** Begin INPUT FOR THIS TASK **

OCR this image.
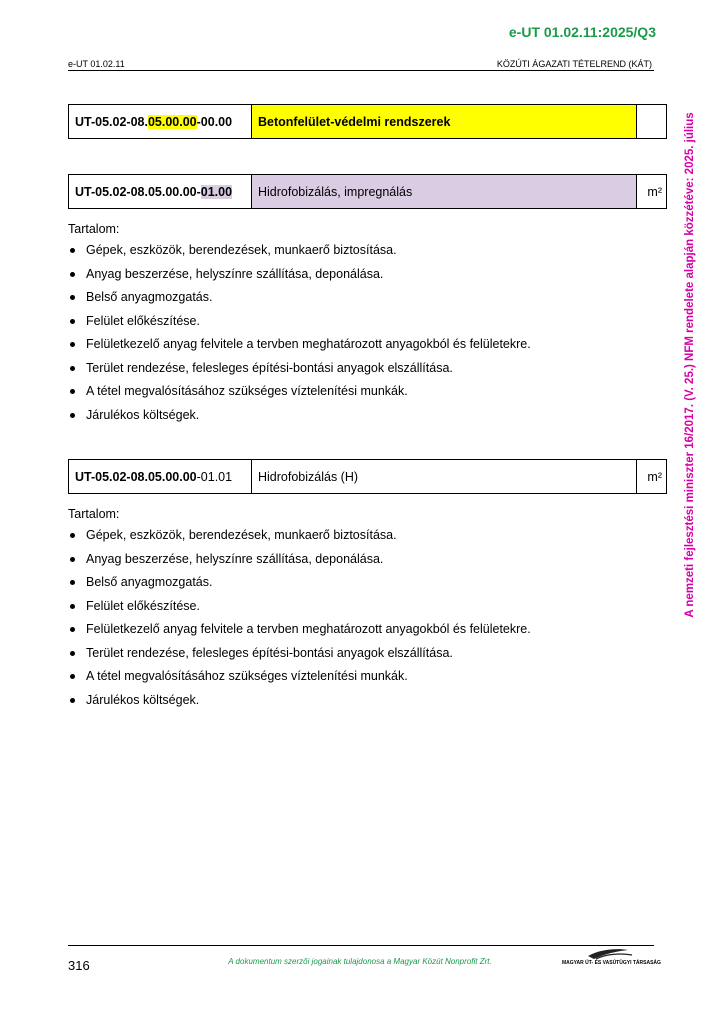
e-UT 01.02.11:2025/Q3
e-UT 01.02.11	KÖZÚTI ÁGAZATI TÉTELREND (KÁT)
A nemzeti fejlesztési miniszter 16/2017. (V. 25.) NFM rendelete alapján közzétéve: 2025. július
UT-05.02-08.05.00.00-00.00	Betonfelület-védelmi rendszerek	
UT-05.02-08.05.00.00-01.00	Hidrofobizálás, impregnálás	m²

Tartalom:

Gépek, eszközök, berendezések, munkaerő biztosítása.
Anyag beszerzése, helyszínre szállítása, deponálása.
Belső anyagmozgatás.
Felület előkészítése.
Felületkezelő anyag felvitele a tervben meghatározott anyagokból és felületekre.
Terület rendezése, felesleges építési-bontási anyagok elszállítása.
A tétel megvalósításához szükséges víztelenítési munkák.
Járulékos költségek.
UT-05.02-08.05.00.00-01.01	Hidrofobizálás (H)	m²

Tartalom:

Gépek, eszközök, berendezések, munkaerő biztosítása.
Anyag beszerzése, helyszínre szállítása, deponálása.
Belső anyagmozgatás.
Felület előkészítése.
Felületkezelő anyag felvitele a tervben meghatározott anyagokból és felületekre.
Terület rendezése, felesleges építési-bontási anyagok elszállítása.
A tétel megvalósításához szükséges víztelenítési munkák.
Járulékos költségek.
316	A dokumentum szerzői jogainak tulajdonosa a Magyar Közút Nonprofit Zrt.	MAGYAR ÚT- ÉS VASÚTÜGYI TÁRSASÁG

** End INPUT FOR THIS TASK **

### YOUR INSTRUCTIONS
Transcribe the whole listing, character for character, but not its images.

### SOLUTION BELOW
OCR this image.
e-UT 01.02.11:2025/Q3
e-UT 01.02.11	KÖZÚTI ÁGAZATI TÉTELREND (KÁT)
A nemzeti fejlesztési miniszter 16/2017. (V. 25.) NFM rendelete alapján közzétéve: 2025. július
UT-05.02-08.05.00.00-00.00	Betonfelület-védelmi rendszerek	
UT-05.02-08.05.00.00-01.00	Hidrofobizálás, impregnálás	m²

Tartalom:

Gépek, eszközök, berendezések, munkaerő biztosítása.
Anyag beszerzése, helyszínre szállítása, deponálása.
Belső anyagmozgatás.
Felület előkészítése.
Felületkezelő anyag felvitele a tervben meghatározott anyagokból és felületekre.
Terület rendezése, felesleges építési-bontási anyagok elszállítása.
A tétel megvalósításához szükséges víztelenítési munkák.
Járulékos költségek.
UT-05.02-08.05.00.00-01.01	Hidrofobizálás (H)	m²

Tartalom:

Gépek, eszközök, berendezések, munkaerő biztosítása.
Anyag beszerzése, helyszínre szállítása, deponálása.
Belső anyagmozgatás.
Felület előkészítése.
Felületkezelő anyag felvitele a tervben meghatározott anyagokból és felületekre.
Terület rendezése, felesleges építési-bontási anyagok elszállítása.
A tétel megvalósításához szükséges víztelenítési munkák.
Járulékos költségek.
316	A dokumentum szerzői jogainak tulajdonosa a Magyar Közút Nonprofit Zrt.	MAGYAR ÚT- ÉS VASÚTÜGYI TÁRSASÁG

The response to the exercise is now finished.